Exercise brief -
Drop the images; return everything else in the listing below exactly.

[Dataset listings of figures]
··········

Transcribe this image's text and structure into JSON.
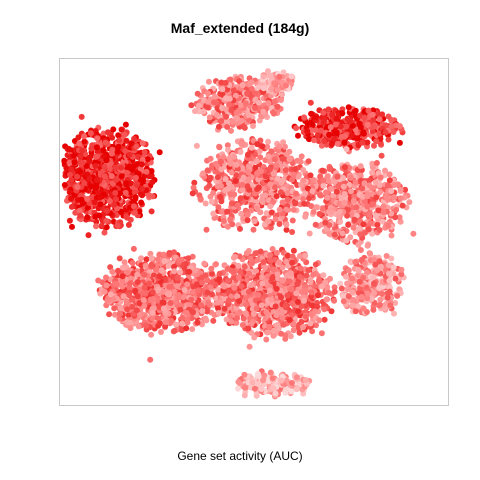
{
  "chart_data": {
    "type": "scatter",
    "title": "Maf_extended (184g)",
    "xlabel": "Gene set activity (AUC)",
    "ylabel": "",
    "grid": false,
    "legend": "none",
    "axes_visible": false,
    "color_scale": {
      "low": "#fde2e2",
      "mid": "#ff7f7f",
      "high": "#e60000"
    },
    "clusters": [
      {
        "name": "left-lobe",
        "cx": -0.8,
        "cy": 0.35,
        "rx": 0.23,
        "ry": 0.27,
        "n": 900,
        "intensity": 0.85
      },
      {
        "name": "top-center",
        "cx": -0.1,
        "cy": 0.8,
        "rx": 0.22,
        "ry": 0.14,
        "n": 380,
        "intensity": 0.5
      },
      {
        "name": "top-stem",
        "cx": 0.12,
        "cy": 0.93,
        "rx": 0.08,
        "ry": 0.06,
        "n": 110,
        "intensity": 0.3
      },
      {
        "name": "upper-right",
        "cx": 0.5,
        "cy": 0.65,
        "rx": 0.26,
        "ry": 0.11,
        "n": 380,
        "intensity": 0.8
      },
      {
        "name": "right-mid",
        "cx": 0.55,
        "cy": 0.2,
        "rx": 0.25,
        "ry": 0.22,
        "n": 520,
        "intensity": 0.5
      },
      {
        "name": "center",
        "cx": 0.0,
        "cy": 0.3,
        "rx": 0.3,
        "ry": 0.25,
        "n": 600,
        "intensity": 0.55
      },
      {
        "name": "lower-left",
        "cx": -0.5,
        "cy": -0.35,
        "rx": 0.3,
        "ry": 0.22,
        "n": 800,
        "intensity": 0.55
      },
      {
        "name": "lower-center",
        "cx": 0.1,
        "cy": -0.35,
        "rx": 0.3,
        "ry": 0.25,
        "n": 780,
        "intensity": 0.55
      },
      {
        "name": "lower-right",
        "cx": 0.62,
        "cy": -0.3,
        "rx": 0.16,
        "ry": 0.18,
        "n": 260,
        "intensity": 0.4
      },
      {
        "name": "bottom-tail",
        "cx": 0.1,
        "cy": -0.9,
        "rx": 0.18,
        "ry": 0.07,
        "n": 170,
        "intensity": 0.3
      }
    ]
  }
}
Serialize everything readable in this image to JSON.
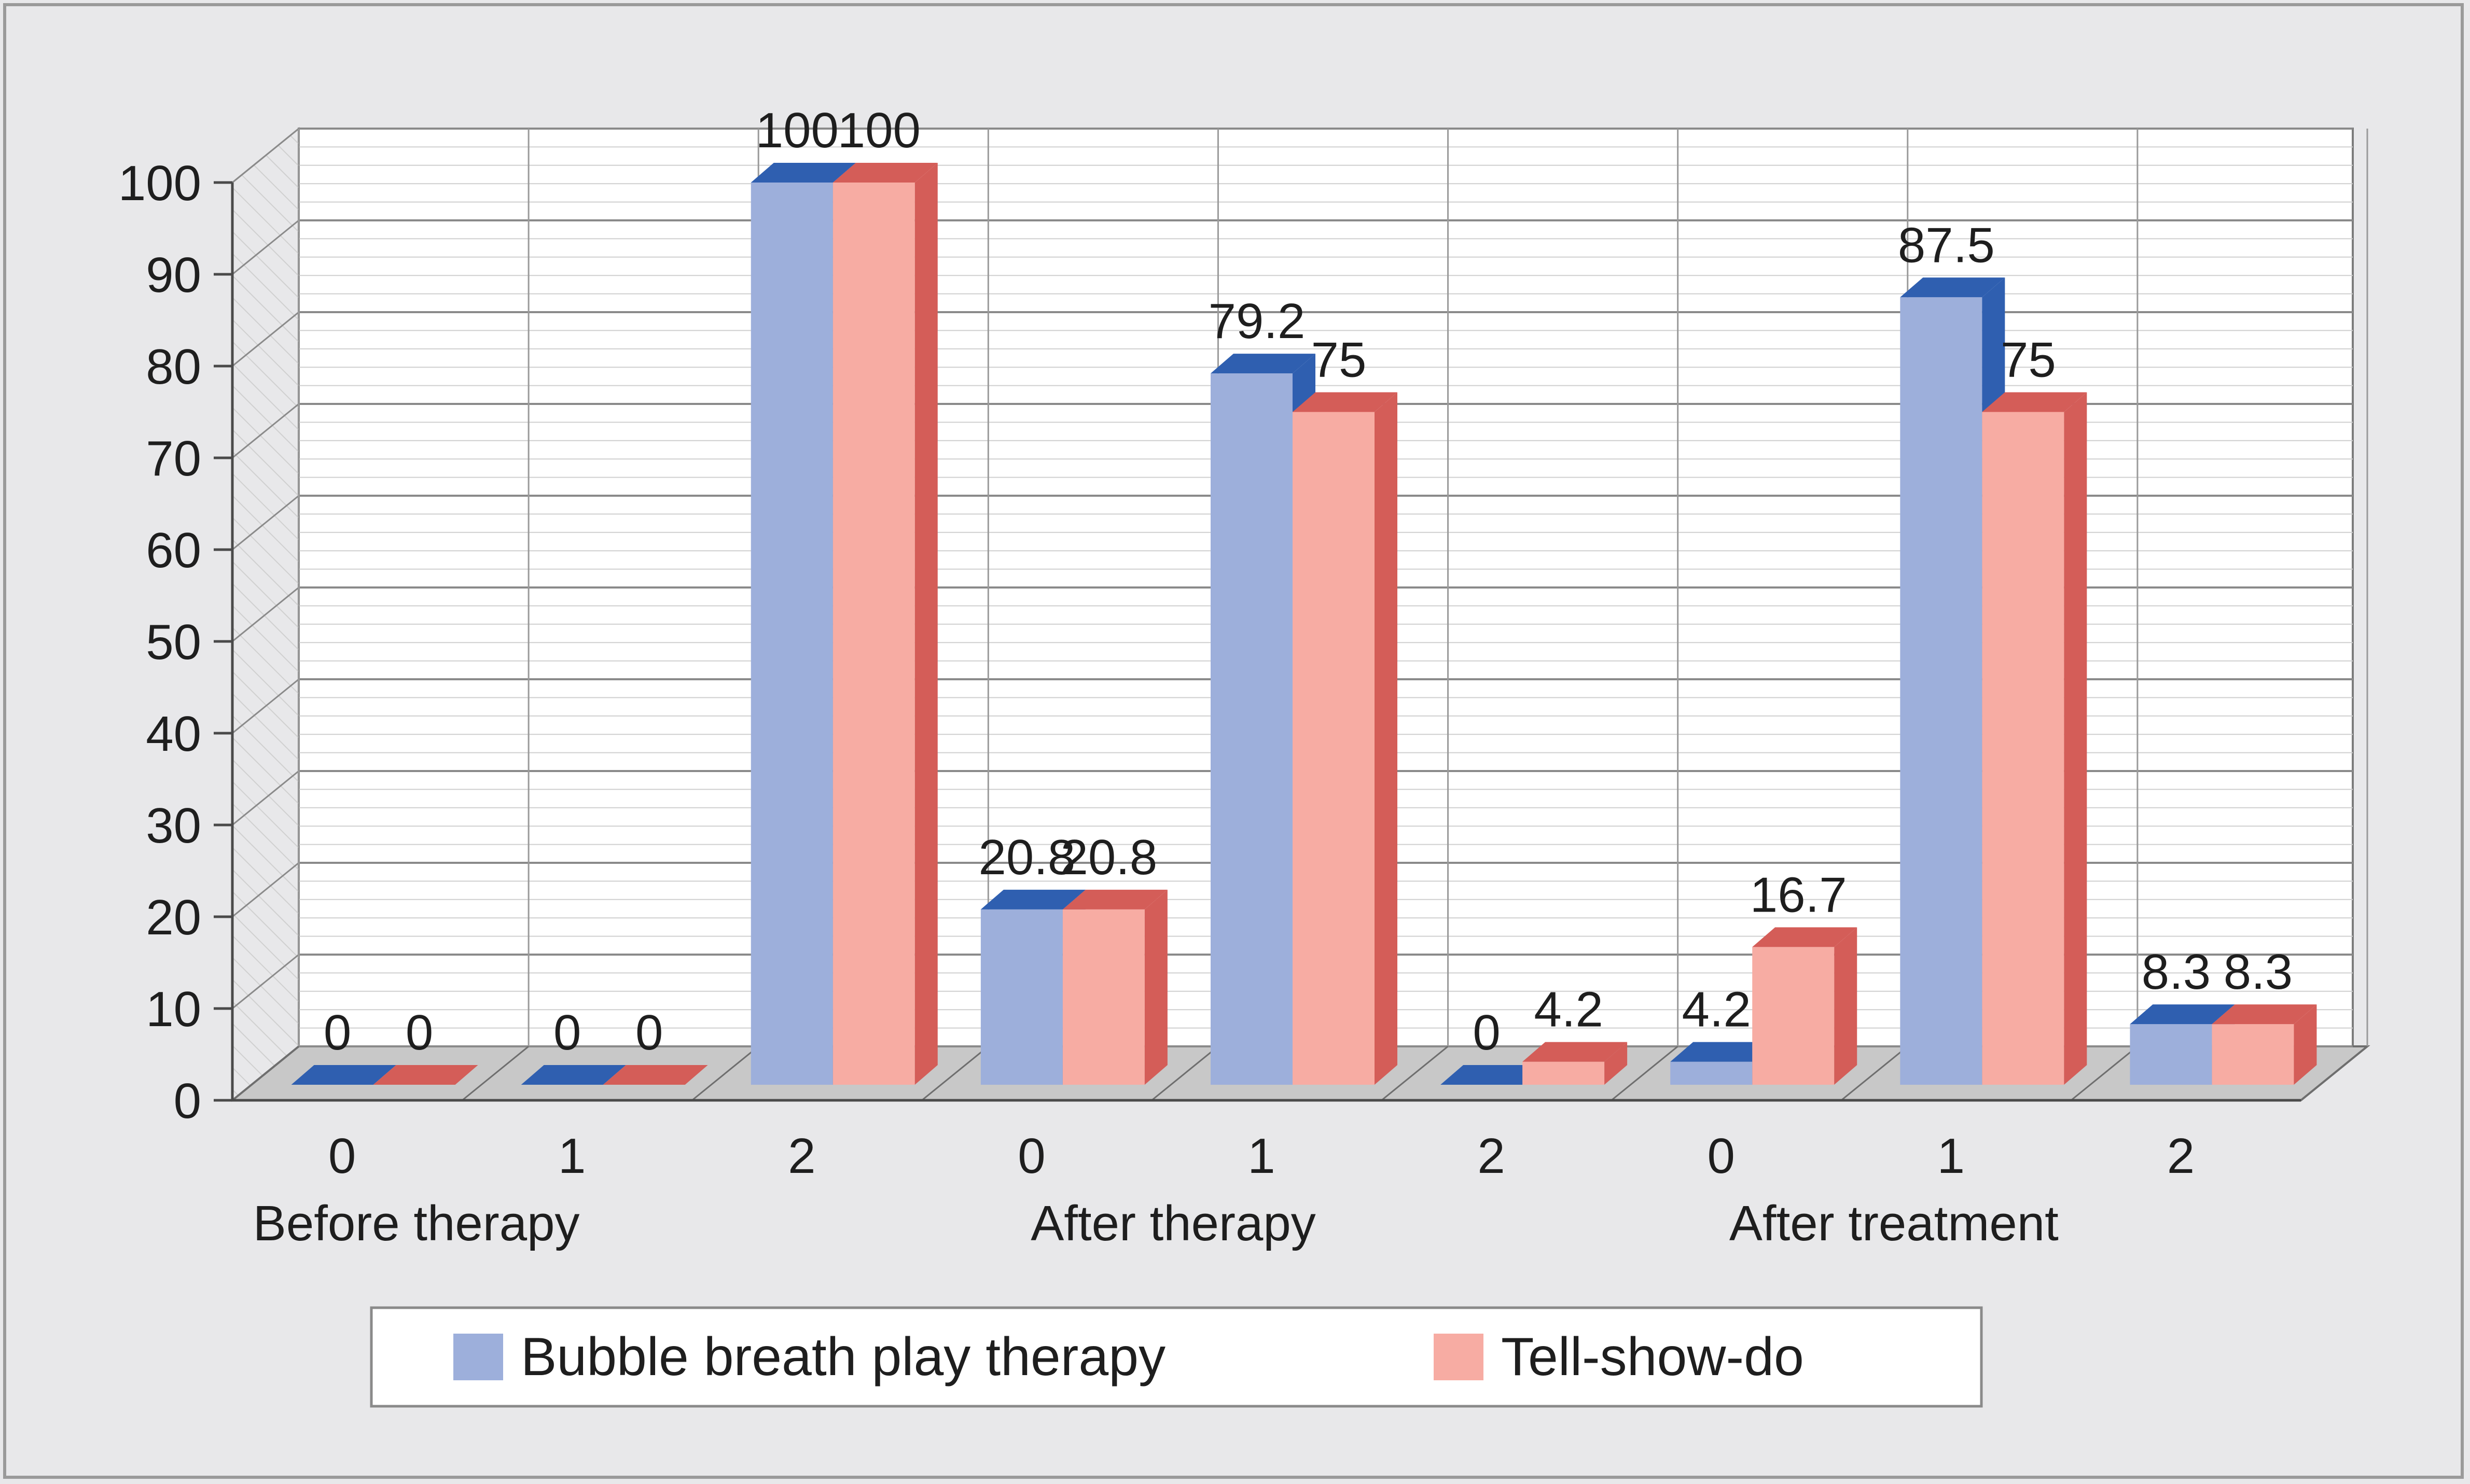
{
  "chart_data": {
    "type": "bar",
    "title": "",
    "xlabel": "",
    "ylabel": "",
    "ylim": [
      0,
      100
    ],
    "yticks": [
      "0",
      "10",
      "20",
      "30",
      "40",
      "50",
      "60",
      "70",
      "80",
      "90",
      "100"
    ],
    "groups": [
      {
        "label": "Before therapy",
        "categories": [
          "0",
          "1",
          "2"
        ]
      },
      {
        "label": "After therapy",
        "categories": [
          "0",
          "1",
          "2"
        ]
      },
      {
        "label": "After treatment",
        "categories": [
          "0",
          "1",
          "2"
        ]
      }
    ],
    "series": [
      {
        "name": "Bubble breath play therapy",
        "color": "#9dafdb",
        "top_color": "#2f5fb0",
        "side_color": "#2f5fb0",
        "values": [
          0,
          0,
          100,
          20.8,
          79.2,
          0,
          4.2,
          87.5,
          8.3
        ],
        "labels": [
          "0",
          "0",
          "100",
          "20.8",
          "79.2",
          "0",
          "4.2",
          "87.5",
          "8.3"
        ]
      },
      {
        "name": "Tell-show-do",
        "color": "#f7aca3",
        "top_color": "#d45d58",
        "side_color": "#d45d58",
        "values": [
          0,
          0,
          100,
          20.8,
          75,
          4.2,
          16.7,
          75,
          8.3
        ],
        "labels": [
          "0",
          "0",
          "100",
          "20.8",
          "75",
          "4.2",
          "16.7",
          "75",
          "8.3"
        ]
      }
    ],
    "grid": true,
    "legend": "bottom"
  }
}
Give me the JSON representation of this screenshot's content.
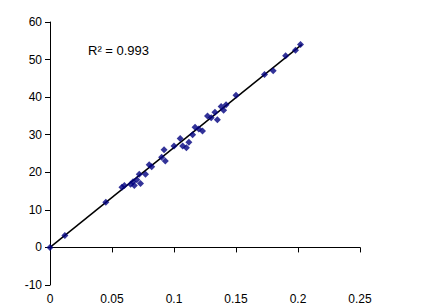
{
  "chart_data": {
    "type": "scatter",
    "annotation": "R² = 0.993",
    "xlim": [
      0,
      0.25
    ],
    "xticks": [
      0,
      0.05,
      0.1,
      0.15,
      0.2,
      0.25
    ],
    "ylim": [
      -10,
      60
    ],
    "yticks": [
      -10,
      0,
      10,
      20,
      30,
      40,
      50,
      60
    ],
    "grid": false,
    "series": [
      {
        "type": "scatter",
        "color": "#000080",
        "marker": "diamond",
        "x": [
          0,
          0.012,
          0.045,
          0.058,
          0.06,
          0.065,
          0.067,
          0.068,
          0.07,
          0.072,
          0.073,
          0.077,
          0.08,
          0.082,
          0.09,
          0.092,
          0.093,
          0.1,
          0.105,
          0.107,
          0.11,
          0.112,
          0.115,
          0.117,
          0.12,
          0.123,
          0.127,
          0.13,
          0.133,
          0.135,
          0.138,
          0.14,
          0.142,
          0.15,
          0.173,
          0.18,
          0.19,
          0.198,
          0.202
        ],
        "values": [
          0,
          3.2,
          12,
          16,
          16.5,
          16.8,
          17.5,
          16.5,
          18,
          19.5,
          17,
          19.5,
          22,
          21.5,
          24,
          26,
          23,
          27,
          29,
          27,
          26.5,
          28,
          30,
          32,
          31.5,
          31,
          35,
          34.5,
          36,
          34,
          37.5,
          36.5,
          38,
          40.5,
          46,
          47,
          51,
          52.5,
          54
        ]
      },
      {
        "type": "line",
        "color": "#000000",
        "line_style": "solid",
        "x": [
          0,
          0.203
        ],
        "values": [
          0,
          54
        ]
      }
    ]
  }
}
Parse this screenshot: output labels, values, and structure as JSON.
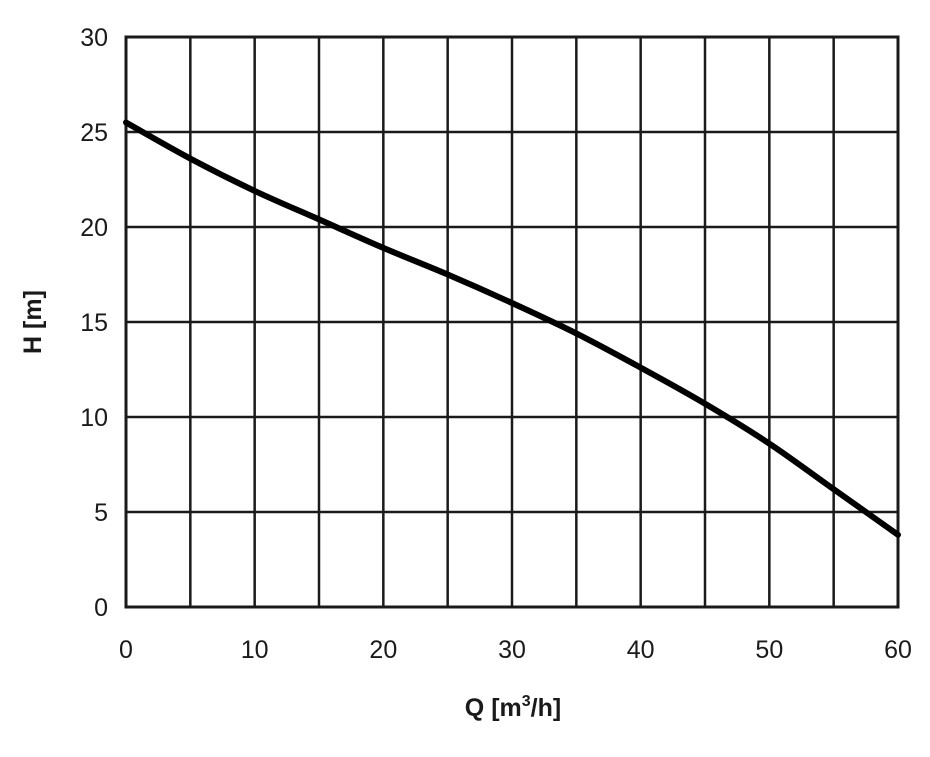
{
  "chart_data": {
    "type": "line",
    "title": "",
    "xlabel": "Q [m",
    "xlabel_sup": "3",
    "xlabel_tail": "/h]",
    "ylabel": "H [m]",
    "xlim": [
      0,
      60
    ],
    "ylim": [
      0,
      30
    ],
    "x_ticks": [
      0,
      10,
      20,
      30,
      40,
      50,
      60
    ],
    "y_ticks": [
      0,
      5,
      10,
      15,
      20,
      25,
      30
    ],
    "x_grid_step": 5,
    "y_grid_step": 5,
    "grid": true,
    "legend": "none",
    "line_color": "#000000",
    "series": [
      {
        "x": [
          0,
          5,
          10,
          15,
          20,
          25,
          30,
          35,
          40,
          45,
          50,
          55,
          60
        ],
        "y": [
          25.5,
          23.6,
          21.9,
          20.4,
          18.9,
          17.5,
          16.0,
          14.4,
          12.6,
          10.7,
          8.6,
          6.2,
          3.8
        ]
      }
    ]
  }
}
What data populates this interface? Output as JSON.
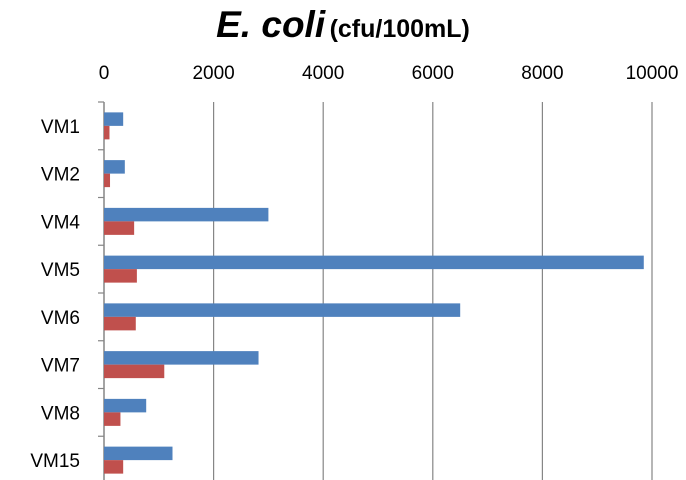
{
  "chart_data": {
    "type": "bar",
    "orientation": "horizontal",
    "title": "E. coli",
    "subtitle": "(cfu/100mL)",
    "xlabel": "",
    "ylabel": "",
    "categories": [
      "VM1",
      "VM2",
      "VM4",
      "VM5",
      "VM6",
      "VM7",
      "VM8",
      "VM15"
    ],
    "series": [
      {
        "color": "#4F81BD",
        "values": [
          350,
          380,
          3000,
          9850,
          6500,
          2820,
          770,
          1250
        ]
      },
      {
        "color": "#C0504D",
        "values": [
          100,
          110,
          550,
          600,
          580,
          1100,
          300,
          350
        ]
      }
    ],
    "xlim": [
      0,
      10000
    ],
    "xticks": [
      "0",
      "2000",
      "4000",
      "6000",
      "8000",
      "10000"
    ],
    "x_axis_position": "top",
    "grid": true,
    "legend": "none"
  }
}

··········

Final result -
Transcribe this image's text and structure into JSON.
{
  "chart_data": {
    "type": "scatter",
    "title": "Maf_extended (184g)",
    "xlabel": "Gene set activity (AUC)",
    "ylabel": "",
    "grid": false,
    "legend": "none",
    "axes_visible": false,
    "color_scale": {
      "low": "#fde2e2",
      "mid": "#ff7f7f",
      "high": "#e60000"
    },
    "clusters": [
      {
        "name": "left-lobe",
        "cx": -0.8,
        "cy": 0.35,
        "rx": 0.23,
        "ry": 0.27,
        "n": 900,
        "intensity": 0.85
      },
      {
        "name": "top-center",
        "cx": -0.1,
        "cy": 0.8,
        "rx": 0.22,
        "ry": 0.14,
        "n": 380,
        "intensity": 0.5
      },
      {
        "name": "top-stem",
        "cx": 0.12,
        "cy": 0.93,
        "rx": 0.08,
        "ry": 0.06,
        "n": 110,
        "intensity": 0.3
      },
      {
        "name": "upper-right",
        "cx": 0.5,
        "cy": 0.65,
        "rx": 0.26,
        "ry": 0.11,
        "n": 380,
        "intensity": 0.8
      },
      {
        "name": "right-mid",
        "cx": 0.55,
        "cy": 0.2,
        "rx": 0.25,
        "ry": 0.22,
        "n": 520,
        "intensity": 0.5
      },
      {
        "name": "center",
        "cx": 0.0,
        "cy": 0.3,
        "rx": 0.3,
        "ry": 0.25,
        "n": 600,
        "intensity": 0.55
      },
      {
        "name": "lower-left",
        "cx": -0.5,
        "cy": -0.35,
        "rx": 0.3,
        "ry": 0.22,
        "n": 800,
        "intensity": 0.55
      },
      {
        "name": "lower-center",
        "cx": 0.1,
        "cy": -0.35,
        "rx": 0.3,
        "ry": 0.25,
        "n": 780,
        "intensity": 0.55
      },
      {
        "name": "lower-right",
        "cx": 0.62,
        "cy": -0.3,
        "rx": 0.16,
        "ry": 0.18,
        "n": 260,
        "intensity": 0.4
      },
      {
        "name": "bottom-tail",
        "cx": 0.1,
        "cy": -0.9,
        "rx": 0.18,
        "ry": 0.07,
        "n": 170,
        "intensity": 0.3
      }
    ]
  }
}
Serialize everything readable in this image to JSON.
{
  "chart_data": {
    "type": "bar",
    "title": "",
    "xlabel": "",
    "ylabel": "",
    "ylim": [
      0,
      100
    ],
    "yticks": [
      "0",
      "10",
      "20",
      "30",
      "40",
      "50",
      "60",
      "70",
      "80",
      "90",
      "100"
    ],
    "groups": [
      {
        "label": "Before therapy",
        "categories": [
          "0",
          "1",
          "2"
        ]
      },
      {
        "label": "After therapy",
        "categories": [
          "0",
          "1",
          "2"
        ]
      },
      {
        "label": "After treatment",
        "categories": [
          "0",
          "1",
          "2"
        ]
      }
    ],
    "series": [
      {
        "name": "Bubble breath play therapy",
        "color": "#9dafdb",
        "top_color": "#2f5fb0",
        "side_color": "#2f5fb0",
        "values": [
          0,
          0,
          100,
          20.8,
          79.2,
          0,
          4.2,
          87.5,
          8.3
        ],
        "labels": [
          "0",
          "0",
          "100",
          "20.8",
          "79.2",
          "0",
          "4.2",
          "87.5",
          "8.3"
        ]
      },
      {
        "name": "Tell-show-do",
        "color": "#f7aca3",
        "top_color": "#d45d58",
        "side_color": "#d45d58",
        "values": [
          0,
          0,
          100,
          20.8,
          75,
          4.2,
          16.7,
          75,
          8.3
        ],
        "labels": [
          "0",
          "0",
          "100",
          "20.8",
          "75",
          "4.2",
          "16.7",
          "75",
          "8.3"
        ]
      }
    ],
    "grid": true,
    "legend": "bottom"
  }
}
Give me the JSON representation of this screenshot's content.
{
  "chart_data": {
    "type": "scatter",
    "annotation": "R² = 0.993",
    "xlim": [
      0,
      0.25
    ],
    "xticks": [
      0,
      0.05,
      0.1,
      0.15,
      0.2,
      0.25
    ],
    "ylim": [
      -10,
      60
    ],
    "yticks": [
      -10,
      0,
      10,
      20,
      30,
      40,
      50,
      60
    ],
    "grid": false,
    "series": [
      {
        "type": "scatter",
        "color": "#000080",
        "marker": "diamond",
        "x": [
          0,
          0.012,
          0.045,
          0.058,
          0.06,
          0.065,
          0.067,
          0.068,
          0.07,
          0.072,
          0.073,
          0.077,
          0.08,
          0.082,
          0.09,
          0.092,
          0.093,
          0.1,
          0.105,
          0.107,
          0.11,
          0.112,
          0.115,
          0.117,
          0.12,
          0.123,
          0.127,
          0.13,
          0.133,
          0.135,
          0.138,
          0.14,
          0.142,
          0.15,
          0.173,
          0.18,
          0.19,
          0.198,
          0.202
        ],
        "values": [
          0,
          3.2,
          12,
          16,
          16.5,
          16.8,
          17.5,
          16.5,
          18,
          19.5,
          17,
          19.5,
          22,
          21.5,
          24,
          26,
          23,
          27,
          29,
          27,
          26.5,
          28,
          30,
          32,
          31.5,
          31,
          35,
          34.5,
          36,
          34,
          37.5,
          36.5,
          38,
          40.5,
          46,
          47,
          51,
          52.5,
          54
        ]
      },
      {
        "type": "line",
        "color": "#000000",
        "line_style": "solid",
        "x": [
          0,
          0.203
        ],
        "values": [
          0,
          54
        ]
      }
    ]
  }
}
Parse this screenshot: output labels, values, and structure as JSON.
{
  "chart_data": {
    "type": "line",
    "title": "",
    "xlabel": "Q [m",
    "xlabel_sup": "3",
    "xlabel_tail": "/h]",
    "ylabel": "H [m]",
    "xlim": [
      0,
      60
    ],
    "ylim": [
      0,
      30
    ],
    "x_ticks": [
      0,
      10,
      20,
      30,
      40,
      50,
      60
    ],
    "y_ticks": [
      0,
      5,
      10,
      15,
      20,
      25,
      30
    ],
    "x_grid_step": 5,
    "y_grid_step": 5,
    "grid": true,
    "legend": "none",
    "line_color": "#000000",
    "series": [
      {
        "x": [
          0,
          5,
          10,
          15,
          20,
          25,
          30,
          35,
          40,
          45,
          50,
          55,
          60
        ],
        "y": [
          25.5,
          23.6,
          21.9,
          20.4,
          18.9,
          17.5,
          16.0,
          14.4,
          12.6,
          10.7,
          8.6,
          6.2,
          3.8
        ]
      }
    ]
  }
}
What data populates this interface? Output as JSON.
{
  "chart_data": {
    "type": "bar",
    "orientation": "horizontal",
    "title": "E. coli",
    "subtitle": "(cfu/100mL)",
    "xlabel": "",
    "ylabel": "",
    "categories": [
      "VM1",
      "VM2",
      "VM4",
      "VM5",
      "VM6",
      "VM7",
      "VM8",
      "VM15"
    ],
    "series": [
      {
        "color": "#4F81BD",
        "values": [
          350,
          380,
          3000,
          9850,
          6500,
          2820,
          770,
          1250
        ]
      },
      {
        "color": "#C0504D",
        "values": [
          100,
          110,
          550,
          600,
          580,
          1100,
          300,
          350
        ]
      }
    ],
    "xlim": [
      0,
      10000
    ],
    "xticks": [
      "0",
      "2000",
      "4000",
      "6000",
      "8000",
      "10000"
    ],
    "x_axis_position": "top",
    "grid": true,
    "legend": "none"
  }
}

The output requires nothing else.